## What this task involves
Write out the records below once more, exactly as they stand.

════

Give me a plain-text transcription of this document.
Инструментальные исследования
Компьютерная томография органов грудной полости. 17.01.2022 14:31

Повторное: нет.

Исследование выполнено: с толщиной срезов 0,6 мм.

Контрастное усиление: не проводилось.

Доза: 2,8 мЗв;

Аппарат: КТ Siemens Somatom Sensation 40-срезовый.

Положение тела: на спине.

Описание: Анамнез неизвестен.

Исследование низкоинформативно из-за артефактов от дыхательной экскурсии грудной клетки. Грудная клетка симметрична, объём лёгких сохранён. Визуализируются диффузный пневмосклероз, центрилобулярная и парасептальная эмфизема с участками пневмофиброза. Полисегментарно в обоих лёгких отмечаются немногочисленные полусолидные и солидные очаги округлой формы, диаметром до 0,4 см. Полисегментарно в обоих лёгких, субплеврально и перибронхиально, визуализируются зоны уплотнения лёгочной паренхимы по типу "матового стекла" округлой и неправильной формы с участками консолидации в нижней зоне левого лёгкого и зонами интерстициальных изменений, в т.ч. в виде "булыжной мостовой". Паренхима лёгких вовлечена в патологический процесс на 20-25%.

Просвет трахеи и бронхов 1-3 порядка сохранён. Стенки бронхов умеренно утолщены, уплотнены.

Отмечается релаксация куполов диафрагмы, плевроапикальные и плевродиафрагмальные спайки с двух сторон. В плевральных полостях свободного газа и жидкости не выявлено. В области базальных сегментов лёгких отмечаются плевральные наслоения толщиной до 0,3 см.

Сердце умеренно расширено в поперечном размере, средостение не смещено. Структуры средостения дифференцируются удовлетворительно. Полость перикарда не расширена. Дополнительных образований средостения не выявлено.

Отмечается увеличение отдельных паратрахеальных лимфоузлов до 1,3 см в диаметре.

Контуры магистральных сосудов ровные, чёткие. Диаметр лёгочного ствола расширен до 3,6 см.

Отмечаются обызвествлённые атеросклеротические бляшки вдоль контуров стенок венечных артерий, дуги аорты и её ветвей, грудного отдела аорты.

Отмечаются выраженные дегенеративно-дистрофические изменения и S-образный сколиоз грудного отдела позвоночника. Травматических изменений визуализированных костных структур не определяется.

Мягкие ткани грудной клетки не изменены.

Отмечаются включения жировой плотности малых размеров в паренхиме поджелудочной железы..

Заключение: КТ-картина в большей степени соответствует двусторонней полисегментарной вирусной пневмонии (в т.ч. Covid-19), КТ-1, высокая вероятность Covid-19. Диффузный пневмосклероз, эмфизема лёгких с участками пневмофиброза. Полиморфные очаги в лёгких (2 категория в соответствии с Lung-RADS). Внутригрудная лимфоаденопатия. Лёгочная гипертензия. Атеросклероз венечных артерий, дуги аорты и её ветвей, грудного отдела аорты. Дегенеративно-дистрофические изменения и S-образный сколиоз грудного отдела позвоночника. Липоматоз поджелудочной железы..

════

## Finished answer
Give me a plain-text transcription of this document.
Инструментальные исследования
Компьютерная томография органов грудной полости. 17.01.2022 14:31

Повторное: нет.

Исследование выполнено: с толщиной срезов 0,6 мм.

Контрастное усиление: не проводилось.

Доза: 2,8 мЗв;

Аппарат: КТ Siemens Somatom Sensation 40-срезовый.

Положение тела: на спине.

Описание: Анамнез неизвестен.

Исследование низкоинформативно из-за артефактов от дыхательной экскурсии грудной клетки. Грудная клетка симметрична, объём лёгких сохранён. Визуализируются диффузный пневмосклероз, центрилобулярная и парасептальная эмфизема с участками пневмофиброза. Полисегментарно в обоих лёгких отмечаются немногочисленные полусолидные и солидные очаги округлой формы, диаметром до 0,4 см. Полисегментарно в обоих лёгких, субплеврально и перибронхиально, визуализируются зоны уплотнения лёгочной паренхимы по типу "матового стекла" округлой и неправильной формы с участками консолидации в нижней зоне левого лёгкого и зонами интерстициальных изменений, в т.ч. в виде "булыжной мостовой". Паренхима лёгких вовлечена в патологический процесс на 20-25%.

Просвет трахеи и бронхов 1-3 порядка сохранён. Стенки бронхов умеренно утолщены, уплотнены.

Отмечается релаксация куполов диафрагмы, плевроапикальные и плевродиафрагмальные спайки с двух сторон. В плевральных полостях свободного газа и жидкости не выявлено. В области базальных сегментов лёгких отмечаются плевральные наслоения толщиной до 0,3 см.

Сердце умеренно расширено в поперечном размере, средостение не смещено. Структуры средостения дифференцируются удовлетворительно. Полость перикарда не расширена. Дополнительных образований средостения не выявлено.

Отмечается увеличение отдельных паратрахеальных лимфоузлов до 1,3 см в диаметре.

Контуры магистральных сосудов ровные, чёткие. Диаметр лёгочного ствола расширен до 3,6 см.

Отмечаются обызвествлённые атеросклеротические бляшки вдоль контуров стенок венечных артерий, дуги аорты и её ветвей, грудного отдела аорты.

Отмечаются выраженные дегенеративно-дистрофические изменения и S-образный сколиоз грудного отдела позвоночника. Травматических изменений визуализированных костных структур не определяется.

Мягкие ткани грудной клетки не изменены.

Отмечаются включения жировой плотности малых размеров в паренхиме поджелудочной железы..

Заключение: КТ-картина в большей степени соответствует двусторонней полисегментарной вирусной пневмонии (в т.ч. Covid-19), КТ-1, высокая вероятность Covid-19. Диффузный пневмосклероз, эмфизема лёгких с участками пневмофиброза. Полиморфные очаги в лёгких (2 категория в соответствии с Lung-RADS). Внутригрудная лимфоаденопатия. Лёгочная гипертензия. Атеросклероз венечных артерий, дуги аорты и её ветвей, грудного отдела аорты. Дегенеративно-дистрофические изменения и S-образный сколиоз грудного отдела позвоночника. Липоматоз поджелудочной железы..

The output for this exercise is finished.